**PROBLEM DESCRIPTION**
Wherever the word "JSON" appears in a line, copy that line.

Records that describe figures
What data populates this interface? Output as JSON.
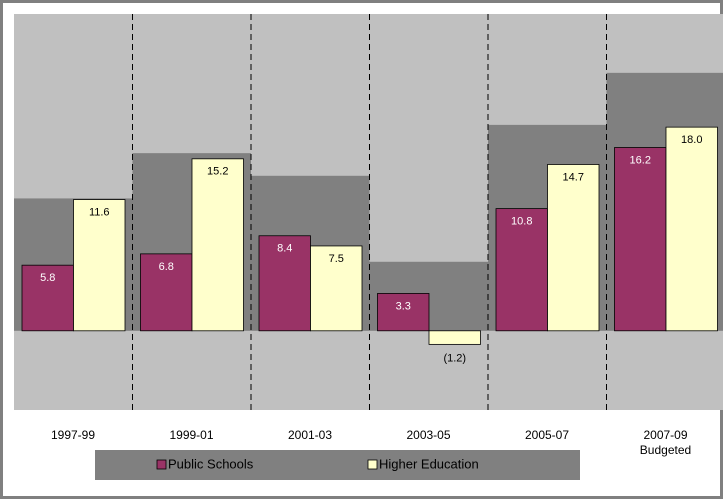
{
  "chart_data": {
    "type": "bar",
    "categories": [
      "1997-99",
      "1999-01",
      "2001-03",
      "2003-05",
      "2005-07",
      "2007-09\nBudgeted"
    ],
    "background_series": {
      "color": "#808080",
      "values": [
        11.7,
        15.7,
        13.7,
        6.1,
        18.2,
        22.8
      ]
    },
    "series": [
      {
        "name": "Public Schools",
        "color": "#993366",
        "values": [
          5.8,
          6.8,
          8.4,
          3.3,
          10.8,
          16.2
        ],
        "value_labels": [
          "5.8",
          "6.8",
          "8.4",
          "3.3",
          "10.8",
          "16.2"
        ],
        "label_color": "#ffffff"
      },
      {
        "name": "Higher Education",
        "color": "#ffffcc",
        "values": [
          11.6,
          15.2,
          7.5,
          -1.2,
          14.7,
          18.0
        ],
        "value_labels": [
          "11.6",
          "15.2",
          "7.5",
          "(1.2)",
          "14.7",
          "18.0"
        ],
        "label_color": "#000000"
      }
    ],
    "ylim": [
      -7,
      28
    ],
    "plot_background": "#c0c0c0",
    "legend": "bottom"
  }
}
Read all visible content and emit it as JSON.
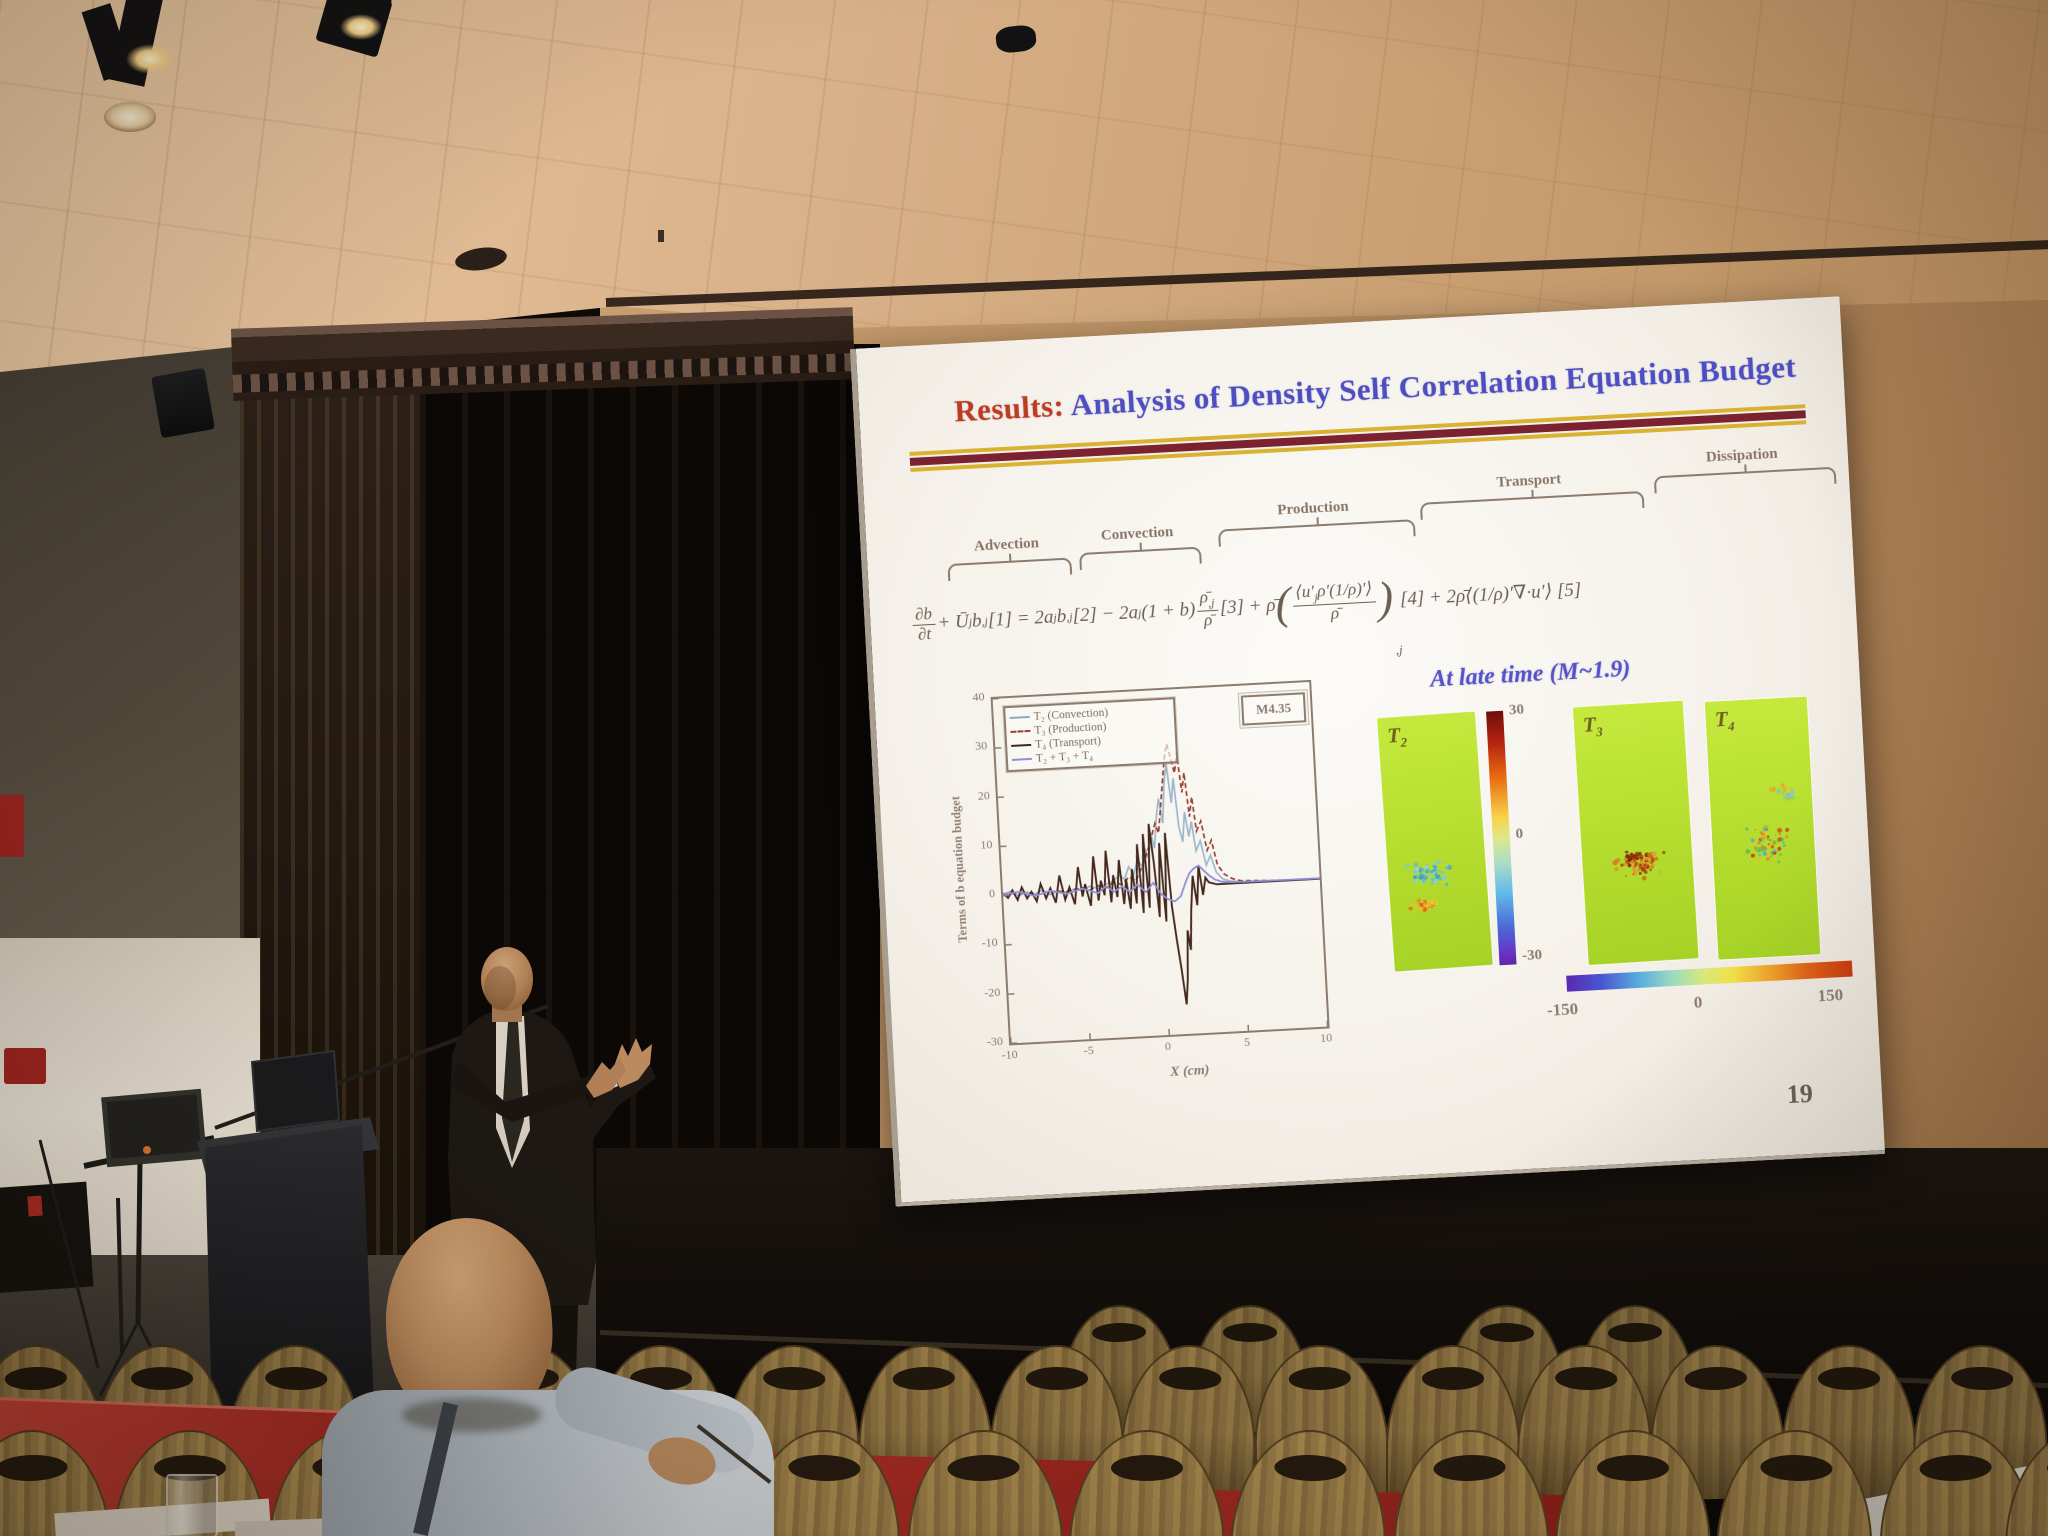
{
  "slide": {
    "title_prefix": "Results:",
    "title_text": " Analysis of Density Self Correlation Equation Budget",
    "term_labels": [
      "Advection",
      "Convection",
      "Production",
      "Transport",
      "Dissipation"
    ],
    "equation_parts": [
      {
        "t": "frac",
        "num": [
          {
            "t": "txt",
            "s": "∂b"
          }
        ],
        "den": [
          {
            "t": "txt",
            "s": "∂t"
          }
        ]
      },
      {
        "t": "txt",
        "s": " + Ū"
      },
      {
        "t": "sub",
        "s": "j"
      },
      {
        "t": "txt",
        "s": "b"
      },
      {
        "t": "sub",
        "s": ",j"
      },
      {
        "t": "txt",
        "s": " [1] = 2a"
      },
      {
        "t": "sub",
        "s": "j"
      },
      {
        "t": "txt",
        "s": "b"
      },
      {
        "t": "sub",
        "s": ",j"
      },
      {
        "t": "txt",
        "s": " [2] − 2a"
      },
      {
        "t": "sub",
        "s": "j"
      },
      {
        "t": "txt",
        "s": "(1 + b)"
      },
      {
        "t": "frac",
        "num": [
          {
            "t": "txt",
            "s": "ρ̄"
          },
          {
            "t": "sub",
            "s": ",j"
          }
        ],
        "den": [
          {
            "t": "txt",
            "s": "ρ̄"
          }
        ]
      },
      {
        "t": "txt",
        "s": " [3] + ρ̄"
      },
      {
        "t": "big",
        "s": "("
      },
      {
        "t": "frac",
        "num": [
          {
            "t": "txt",
            "s": "⟨u′"
          },
          {
            "t": "sub",
            "s": "j"
          },
          {
            "t": "txt",
            "s": "ρ′(1/ρ)′⟩"
          }
        ],
        "den": [
          {
            "t": "txt",
            "s": "ρ̄"
          }
        ]
      },
      {
        "t": "big",
        "s": ")"
      },
      {
        "t": "psub",
        "s": ",j"
      },
      {
        "t": "txt",
        "s": " [4] + 2ρ̄⟨(1/ρ)′∇·u′⟩ [5]"
      }
    ],
    "late_time_caption": "At late time (M~1.9)",
    "panel_labels": [
      {
        "base": "T",
        "sub": "2"
      },
      {
        "base": "T",
        "sub": "3"
      },
      {
        "base": "T",
        "sub": "4"
      }
    ],
    "vertical_colorbar_ticks": [
      "30",
      "0",
      "-30"
    ],
    "horizontal_colorbar_ticks": [
      "-150",
      "0",
      "150"
    ],
    "page_number": "19",
    "colors": {
      "title_prefix": "#c03a20",
      "title_text": "#4d4ec2",
      "caption": "#5553c5",
      "divider_gold": "#d8b332",
      "divider_maroon": "#7a2230",
      "panel_green": "#b4dc2e"
    }
  },
  "chart_data": {
    "type": "line",
    "title": "",
    "xlabel": "X (cm)",
    "ylabel": "Terms of b equation budget",
    "xlim": [
      -10,
      10
    ],
    "ylim": [
      -30,
      40
    ],
    "xticks": [
      -10,
      -5,
      0,
      5,
      10
    ],
    "yticks": [
      40,
      30,
      20,
      10,
      0,
      -10,
      -20,
      -30
    ],
    "annotation": "M4.35",
    "grid": false,
    "legend_position": "upper-left",
    "legend": [
      {
        "label": "T₂ (Convection)",
        "color": "#8fa8c8",
        "dash": false
      },
      {
        "label": "T₃ (Production)",
        "color": "#99422f",
        "dash": true
      },
      {
        "label": "T₄ (Transport)",
        "color": "#44281c",
        "dash": false
      },
      {
        "label": "T₂ + T₃ + T₄",
        "color": "#8f8fd6",
        "dash": false
      }
    ],
    "series": [
      {
        "name": "T2_convection",
        "color": "#9db8cc",
        "dash": false,
        "width": 1.7,
        "points": [
          [
            -10,
            0.3
          ],
          [
            -9.5,
            0.8
          ],
          [
            -9,
            -0.2
          ],
          [
            -8.5,
            0.5
          ],
          [
            -8,
            0
          ],
          [
            -7.5,
            0.7
          ],
          [
            -7,
            -0.3
          ],
          [
            -6.5,
            0.4
          ],
          [
            -6,
            0
          ],
          [
            -5.5,
            0.6
          ],
          [
            -5,
            0.2
          ],
          [
            -4.5,
            1
          ],
          [
            -4,
            0.4
          ],
          [
            -3.5,
            1.2
          ],
          [
            -3,
            1.8
          ],
          [
            -2.6,
            3
          ],
          [
            -2.3,
            2
          ],
          [
            -2,
            4.5
          ],
          [
            -1.7,
            3
          ],
          [
            -1.4,
            6
          ],
          [
            -1.1,
            4
          ],
          [
            -0.9,
            8
          ],
          [
            -0.7,
            6
          ],
          [
            -0.5,
            11
          ],
          [
            -0.3,
            8
          ],
          [
            -0.1,
            14
          ],
          [
            0.1,
            18
          ],
          [
            0.3,
            13
          ],
          [
            0.5,
            21
          ],
          [
            0.7,
            25
          ],
          [
            0.9,
            17
          ],
          [
            1.1,
            22
          ],
          [
            1.3,
            12
          ],
          [
            1.5,
            9
          ],
          [
            1.7,
            15
          ],
          [
            1.9,
            10
          ],
          [
            2.1,
            13
          ],
          [
            2.3,
            7
          ],
          [
            2.6,
            9
          ],
          [
            2.9,
            4
          ],
          [
            3.2,
            6
          ],
          [
            3.5,
            2.5
          ],
          [
            3.9,
            1
          ],
          [
            4.4,
            0.5
          ],
          [
            5,
            0.3
          ],
          [
            6,
            0.2
          ],
          [
            8,
            0.1
          ],
          [
            10,
            0.1
          ]
        ]
      },
      {
        "name": "T3_production",
        "color": "#99422f",
        "dash": true,
        "width": 1.7,
        "points": [
          [
            -10,
            0.2
          ],
          [
            -9,
            0.5
          ],
          [
            -8,
            -0.3
          ],
          [
            -7,
            0.4
          ],
          [
            -6,
            0.1
          ],
          [
            -5,
            0.8
          ],
          [
            -4.5,
            0.2
          ],
          [
            -4,
            1
          ],
          [
            -3.5,
            0.5
          ],
          [
            -3,
            1.5
          ],
          [
            -2.5,
            1
          ],
          [
            -2,
            2.5
          ],
          [
            -1.6,
            1.5
          ],
          [
            -1.2,
            4
          ],
          [
            -0.8,
            7
          ],
          [
            -0.5,
            10
          ],
          [
            -0.2,
            13
          ],
          [
            0,
            11
          ],
          [
            0.2,
            16
          ],
          [
            0.4,
            21
          ],
          [
            0.6,
            26
          ],
          [
            0.8,
            29
          ],
          [
            1,
            26
          ],
          [
            1.2,
            23
          ],
          [
            1.4,
            27
          ],
          [
            1.6,
            19
          ],
          [
            1.8,
            23
          ],
          [
            2,
            14
          ],
          [
            2.2,
            18
          ],
          [
            2.4,
            11
          ],
          [
            2.7,
            13
          ],
          [
            3,
            7
          ],
          [
            3.3,
            9
          ],
          [
            3.6,
            4
          ],
          [
            4,
            2
          ],
          [
            4.5,
            1
          ],
          [
            5,
            0.5
          ],
          [
            7,
            0.2
          ],
          [
            10,
            0.1
          ]
        ]
      },
      {
        "name": "T4_transport",
        "color": "#44281c",
        "dash": false,
        "width": 1.9,
        "points": [
          [
            -10,
            0.5
          ],
          [
            -9.7,
            -0.5
          ],
          [
            -9.4,
            1
          ],
          [
            -9.1,
            -1
          ],
          [
            -8.8,
            1.5
          ],
          [
            -8.5,
            -0.8
          ],
          [
            -8.2,
            0.5
          ],
          [
            -7.9,
            -1.5
          ],
          [
            -7.6,
            2
          ],
          [
            -7.3,
            -1
          ],
          [
            -7,
            1
          ],
          [
            -6.7,
            -2
          ],
          [
            -6.4,
            3.5
          ],
          [
            -6.1,
            -1.5
          ],
          [
            -5.8,
            1
          ],
          [
            -5.5,
            -2.5
          ],
          [
            -5.2,
            5
          ],
          [
            -5,
            -1
          ],
          [
            -4.8,
            1.5
          ],
          [
            -4.5,
            -3
          ],
          [
            -4.2,
            7
          ],
          [
            -4,
            -2
          ],
          [
            -3.8,
            2
          ],
          [
            -3.6,
            -1
          ],
          [
            -3.4,
            8
          ],
          [
            -3.2,
            -2.5
          ],
          [
            -3,
            3
          ],
          [
            -2.8,
            -1.5
          ],
          [
            -2.6,
            6
          ],
          [
            -2.4,
            -3
          ],
          [
            -2.2,
            2
          ],
          [
            -2,
            -4
          ],
          [
            -1.8,
            4
          ],
          [
            -1.6,
            -3
          ],
          [
            -1.4,
            9
          ],
          [
            -1.2,
            -5
          ],
          [
            -1,
            11
          ],
          [
            -0.8,
            -4
          ],
          [
            -0.6,
            13
          ],
          [
            -0.4,
            5
          ],
          [
            -0.2,
            -6
          ],
          [
            0,
            9
          ],
          [
            0.2,
            -7
          ],
          [
            0.4,
            11
          ],
          [
            0.6,
            -4
          ],
          [
            0.8,
            -11
          ],
          [
            1,
            -17
          ],
          [
            1.2,
            -24
          ],
          [
            1.35,
            -19
          ],
          [
            1.5,
            -9
          ],
          [
            1.65,
            -13
          ],
          [
            1.8,
            -5
          ],
          [
            2,
            2
          ],
          [
            2.2,
            -4
          ],
          [
            2.4,
            4
          ],
          [
            2.6,
            -2
          ],
          [
            2.8,
            1.5
          ],
          [
            3,
            0.5
          ],
          [
            3.5,
            0
          ],
          [
            4,
            0
          ],
          [
            10,
            0
          ]
        ]
      },
      {
        "name": "T2_T3_T4_sum",
        "color": "#8f8fd6",
        "dash": false,
        "width": 1.8,
        "points": [
          [
            -10,
            0.3
          ],
          [
            -9,
            0.6
          ],
          [
            -8,
            -0.4
          ],
          [
            -7,
            0.5
          ],
          [
            -6,
            -0.3
          ],
          [
            -5,
            0.6
          ],
          [
            -4,
            -0.5
          ],
          [
            -3.5,
            0.8
          ],
          [
            -3,
            -0.4
          ],
          [
            -2.5,
            0.6
          ],
          [
            -2,
            -0.6
          ],
          [
            -1.5,
            0.8
          ],
          [
            -1,
            -0.8
          ],
          [
            -0.5,
            1
          ],
          [
            0,
            -1.5
          ],
          [
            0.4,
            -2.5
          ],
          [
            0.8,
            -3
          ],
          [
            1.2,
            -2
          ],
          [
            1.5,
            0.5
          ],
          [
            1.8,
            2.5
          ],
          [
            2.1,
            3.5
          ],
          [
            2.4,
            4
          ],
          [
            2.7,
            3
          ],
          [
            3,
            2
          ],
          [
            3.4,
            1
          ],
          [
            3.8,
            0.5
          ],
          [
            4.5,
            0.3
          ],
          [
            6,
            0.2
          ],
          [
            10,
            0.1
          ]
        ]
      }
    ]
  }
}
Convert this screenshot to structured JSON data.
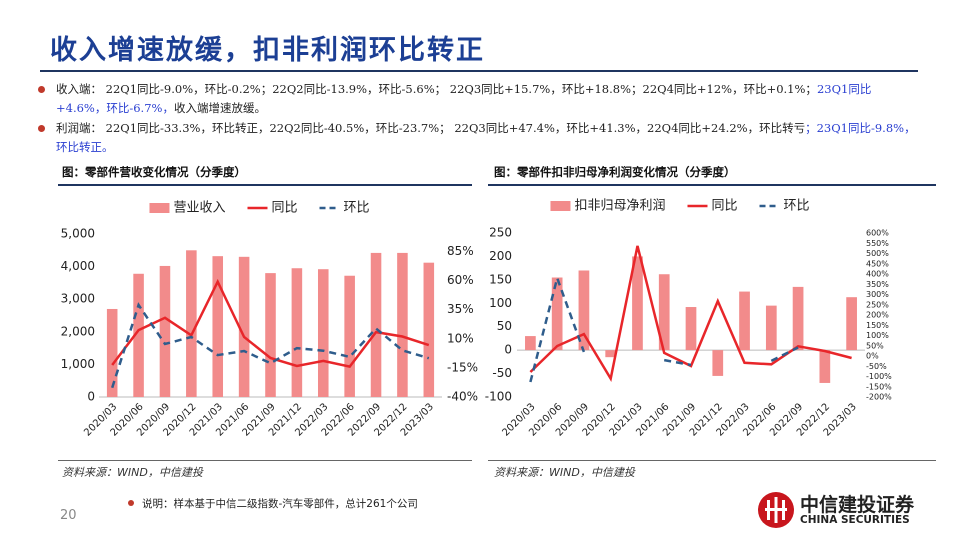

**THE OUTPUT**
What data populates this interface? Output as JSON.
Read all visible content and emit it as JSON.
Convert this screenshot to structured JSON data.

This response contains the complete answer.